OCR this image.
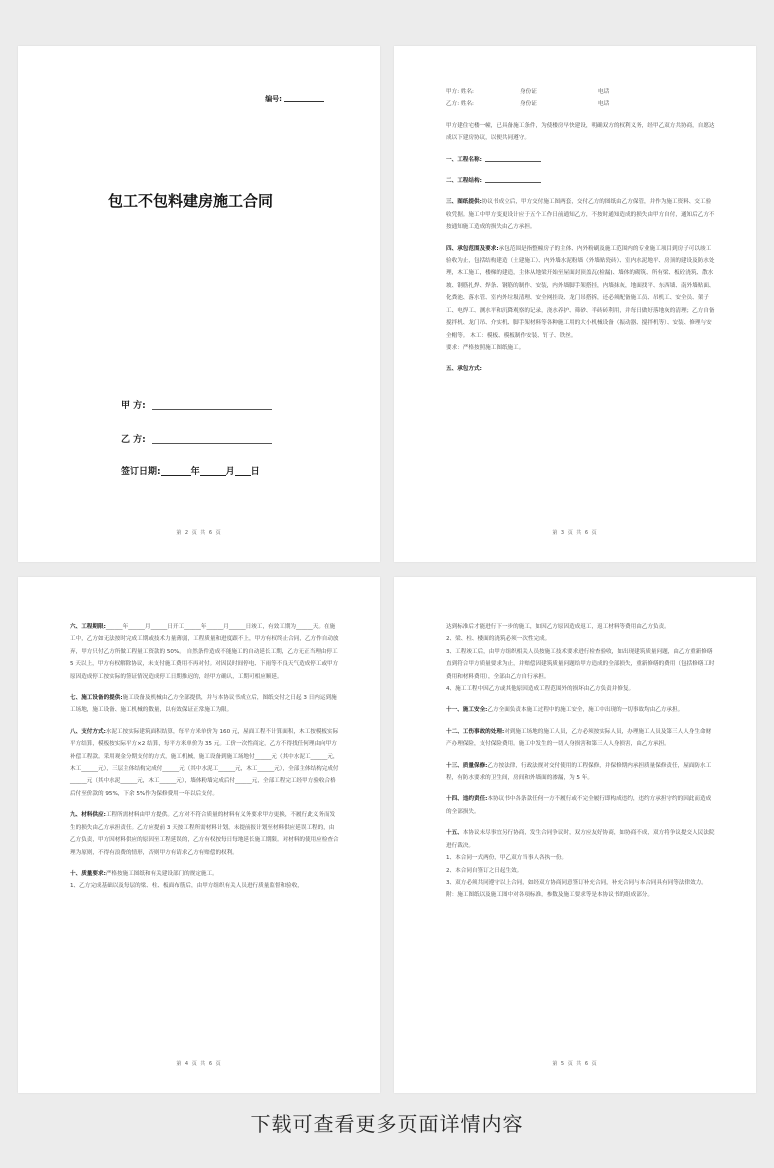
编号:
包工不包料建房施工合同
甲 方:
乙 方:
签订日期:	年	月 日
第 2 页 共 6 页

甲方: 姓名:	身份证	电话

乙方: 姓名:	身份证	电话

甲方建住宅楼一幢，已具备施工条件，为使楼房早快建设，明确双方的权利义务，经甲乙双方共协商，自愿达成以下建房协议，以便共同遵守。

一、工程名称:

二、工程结构:

三、图纸提供:协议书成立后，甲方交付施工图两套，交付乙方的图纸由乙方保管，并作为施工资料、交工验收凭据。施工中甲方变更设计应于五个工作日前通知乙方，不按时通知造成的损失由甲方自付，通知后乙方不按通知施工造成的损失由乙方承担。

四、承包范围及要求:承包范围是指整幢房子的主体、内外粉刷及施工范围内的专业施工项目到房子可以竣工验收为止，包括结构建造（土建施工）、内外墙水泥粉墙（外墙贴瓷砖）、室内水泥地平、房顶的建设及防水处理，木工施工，楼梯的建造，主体从地梁开始至屋面封顶盖瓦(检漏)、墙体的砌筑、所有梁、板砼浇筑、散水坡、钢筋扎焊、焊条、钢筋的制作、安装，内外墙脚手架搭挂，内墙抹灰，地面找平、东西墙、南外墙贴面、化粪池、落水管、室内外垃圾清理、安全网挂设、龙门吊搭拆，还必须配备施工员、吊机工、安全员、架子工、电焊工、测水平和沉降观察的记录，浇水养护、筛砂、半砖砖利用，并每日做好落地灰的清理；乙方自备搅拌机、龙门吊、介实机、脚手架材料等各种施工用的大小机械设备（振动器、搅拌机等）、安装、修理与安全帽等。 木工：模板、模板制作安装、钉子、铁丝。

要求：严格按照施工图纸施工。

五、承包方式:

第 3 页 共 6 页

六、工程期限:______年______月______日开工______年______月______日竣工，有效工期为______天。在施工中，乙方如无法按时完成工期或技术力量薄弱，工程质量和进度跟不上，甲方有权终止合同，乙方作自动放弃，甲方只付乙方所做工程量工资款的 50%。 自然条件造成不能施工的自动延长工期，乙方无正当理由停工 5 天以上，甲方有权解除协议，未支付施工费用不再对付。对因民时间停电、下雨等不良天气造成停工或甲方原因造成停工按实际的签证情况造成停工日期推迟的，经甲方确认，工期可相应顺延。

七、施工设备的提供:施工设备及机械由乙方全部提供，并与本协议书成立后，图纸交付之日起 3 日内运到施工场地，施工设备、施工机械的数量，以有效保证正常施工为限。

八、支付方式:水泥工按实际建筑面积结算，每平方米单价为 160 元，屋面工程不计算面积，木工按模板实际平方结算，模板按实际平方×2 结算，每平方米单价为 35 元。工价一次性商定，乙方不得找任何理由向甲方补偿工程款。采用观金分期支付的方式，施工机械，施工设备到施工场地付______元（其中水泥工______元，木工______元），三层主体结构完成付______元（其中水泥工______元，木工______元），全部主体结构完成付______元（其中水泥______元，木工______元），墙体粉墙完成后付______元，全部工程完工经甲方验收合格后付至价款的 95%，下余 5%作为保修费用一年以后支付。

九、材料供应:工程所需材料由甲方提供。乙方对不符合质量的材料有义务要求甲方更换，不履行此义务而发生的损失由乙方承担责任。乙方应提前 3 天按工程所需材料计划，未提前报计划至材料供应延误工程的，由乙方负责，甲方因材料供应的原因至工程延误的，乙方有权按每日每地延长施工期限。对材料的使用应检查合理为原则，不得有浪费的情形，否则甲方有请求乙方有赔偿的权利。

十、质量要求:严格按施工图纸和有关建设部门的规定施工。

1、乙方完成基础以及每层的梁、柱、板面布筋后，由甲方组织有关人员进行质量监督和验收，

第 4 页 共 6 页

达到标准后才能进行下一步的施工，如因乙方原因造成返工，返工材料等费用由乙方负责。

2、梁、柱、楼面的浇筑必须一次性完成。

3、工程竣工后，由甲方组织相关人员按施工技术要求进行检查验收，如出现建筑质量问题，由乙方重新修缮直到符合甲方质量要求为止，并赔偿因建筑质量问题给甲方造成的全部损失，重新修缮的费用（包括修缮工时费用和材料费用），全部由乙方自行承担。

4、施工工程中因乙方或其他原因造成工程范围外的损坏由乙方负责并修复。

十一、施工安全:乙方全面负责本施工过程中的施工安全，施工中出现的一切事故均由乙方承担。

十二、工伤事故的处理:对到施工场地的施工人员，乙方必须按实际人员，办理施工人员及第三人人身生命财产办理保险，支付保险费用。施工中发生的一切人身损害和第三人人身损害，由乙方承担。

十三、质量保修:乙方按法律，行政法规对交付使用的工程保修，并保修期内承担质量保修责任，屋面防水工程，有防水要求的卫生间，房间和外墙面的渗漏，为 5 年。

十四、违约责任:本协议书中各条款任何一方不履行或不完全履行即构成违约，违约方承担守约的因此而造成的全部损失。

十五、本协议未尽事宜另行协商，发生合同争议时，双方应友好协商，如协商不成，双方将争议提交人民法院进行裁决。

1、本合同一式两份，甲乙双方当事人各执一份。

2、本合同自签订之日起生效。

3、双方必须共同遵守以上合同，如经双方协商同意签订补充合同，补充合同与本合同具有同等法律效力。

附：施工图纸以及施工图中对各项标准，参数及施工要求等是本协议书的组成部分。

第 5 页 共 6 页
下载可查看更多页面详情内容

* * * * * * * * *

### Task description
Quote in full the listing given above; the images are to be left out.

### In response
OCR this image.
编号:
包工不包料建房施工合同
甲 方:
乙 方:
签订日期:	年	月 日
第 2 页 共 6 页

甲方: 姓名:	身份证	电话

乙方: 姓名:	身份证	电话

甲方建住宅楼一幢，已具备施工条件，为使楼房早快建设，明确双方的权利义务，经甲乙双方共协商，自愿达成以下建房协议，以便共同遵守。

一、工程名称:

二、工程结构:

三、图纸提供:协议书成立后，甲方交付施工图两套，交付乙方的图纸由乙方保管，并作为施工资料、交工验收凭据。施工中甲方变更设计应于五个工作日前通知乙方，不按时通知造成的损失由甲方自付，通知后乙方不按通知施工造成的损失由乙方承担。

四、承包范围及要求:承包范围是指整幢房子的主体、内外粉刷及施工范围内的专业施工项目到房子可以竣工验收为止，包括结构建造（土建施工）、内外墙水泥粉墙（外墙贴瓷砖）、室内水泥地平、房顶的建设及防水处理，木工施工，楼梯的建造，主体从地梁开始至屋面封顶盖瓦(检漏)、墙体的砌筑、所有梁、板砼浇筑、散水坡、钢筋扎焊、焊条、钢筋的制作、安装，内外墙脚手架搭挂，内墙抹灰，地面找平、东西墙、南外墙贴面、化粪池、落水管、室内外垃圾清理、安全网挂设、龙门吊搭拆，还必须配备施工员、吊机工、安全员、架子工、电焊工、测水平和沉降观察的记录，浇水养护、筛砂、半砖砖利用，并每日做好落地灰的清理；乙方自备搅拌机、龙门吊、介实机、脚手架材料等各种施工用的大小机械设备（振动器、搅拌机等）、安装、修理与安全帽等。 木工：模板、模板制作安装、钉子、铁丝。

要求：严格按照施工图纸施工。

五、承包方式:

第 3 页 共 6 页

六、工程期限:______年______月______日开工______年______月______日竣工，有效工期为______天。在施工中，乙方如无法按时完成工期或技术力量薄弱，工程质量和进度跟不上，甲方有权终止合同，乙方作自动放弃，甲方只付乙方所做工程量工资款的 50%。 自然条件造成不能施工的自动延长工期，乙方无正当理由停工 5 天以上，甲方有权解除协议，未支付施工费用不再对付。对因民时间停电、下雨等不良天气造成停工或甲方原因造成停工按实际的签证情况造成停工日期推迟的，经甲方确认，工期可相应顺延。

七、施工设备的提供:施工设备及机械由乙方全部提供，并与本协议书成立后，图纸交付之日起 3 日内运到施工场地，施工设备、施工机械的数量，以有效保证正常施工为限。

八、支付方式:水泥工按实际建筑面积结算，每平方米单价为 160 元，屋面工程不计算面积，木工按模板实际平方结算，模板按实际平方×2 结算，每平方米单价为 35 元。工价一次性商定，乙方不得找任何理由向甲方补偿工程款。采用观金分期支付的方式，施工机械，施工设备到施工场地付______元（其中水泥工______元，木工______元），三层主体结构完成付______元（其中水泥工______元，木工______元），全部主体结构完成付______元（其中水泥______元，木工______元），墙体粉墙完成后付______元，全部工程完工经甲方验收合格后付至价款的 95%，下余 5%作为保修费用一年以后支付。

九、材料供应:工程所需材料由甲方提供。乙方对不符合质量的材料有义务要求甲方更换，不履行此义务而发生的损失由乙方承担责任。乙方应提前 3 天按工程所需材料计划，未提前报计划至材料供应延误工程的，由乙方负责，甲方因材料供应的原因至工程延误的，乙方有权按每日每地延长施工期限。对材料的使用应检查合理为原则，不得有浪费的情形，否则甲方有请求乙方有赔偿的权利。

十、质量要求:严格按施工图纸和有关建设部门的规定施工。

1、乙方完成基础以及每层的梁、柱、板面布筋后，由甲方组织有关人员进行质量监督和验收，

第 4 页 共 6 页

达到标准后才能进行下一步的施工，如因乙方原因造成返工，返工材料等费用由乙方负责。

2、梁、柱、楼面的浇筑必须一次性完成。

3、工程竣工后，由甲方组织相关人员按施工技术要求进行检查验收，如出现建筑质量问题，由乙方重新修缮直到符合甲方质量要求为止，并赔偿因建筑质量问题给甲方造成的全部损失，重新修缮的费用（包括修缮工时费用和材料费用），全部由乙方自行承担。

4、施工工程中因乙方或其他原因造成工程范围外的损坏由乙方负责并修复。

十一、施工安全:乙方全面负责本施工过程中的施工安全，施工中出现的一切事故均由乙方承担。

十二、工伤事故的处理:对到施工场地的施工人员，乙方必须按实际人员，办理施工人员及第三人人身生命财产办理保险，支付保险费用。施工中发生的一切人身损害和第三人人身损害，由乙方承担。

十三、质量保修:乙方按法律，行政法规对交付使用的工程保修，并保修期内承担质量保修责任，屋面防水工程，有防水要求的卫生间，房间和外墙面的渗漏，为 5 年。

十四、违约责任:本协议书中各条款任何一方不履行或不完全履行即构成违约，违约方承担守约的因此而造成的全部损失。

十五、本协议未尽事宜另行协商，发生合同争议时，双方应友好协商，如协商不成，双方将争议提交人民法院进行裁决。

1、本合同一式两份，甲乙双方当事人各执一份。

2、本合同自签订之日起生效。

3、双方必须共同遵守以上合同，如经双方协商同意签订补充合同，补充合同与本合同具有同等法律效力。

附：施工图纸以及施工图中对各项标准，参数及施工要求等是本协议书的组成部分。

第 5 页 共 6 页
下载可查看更多页面详情内容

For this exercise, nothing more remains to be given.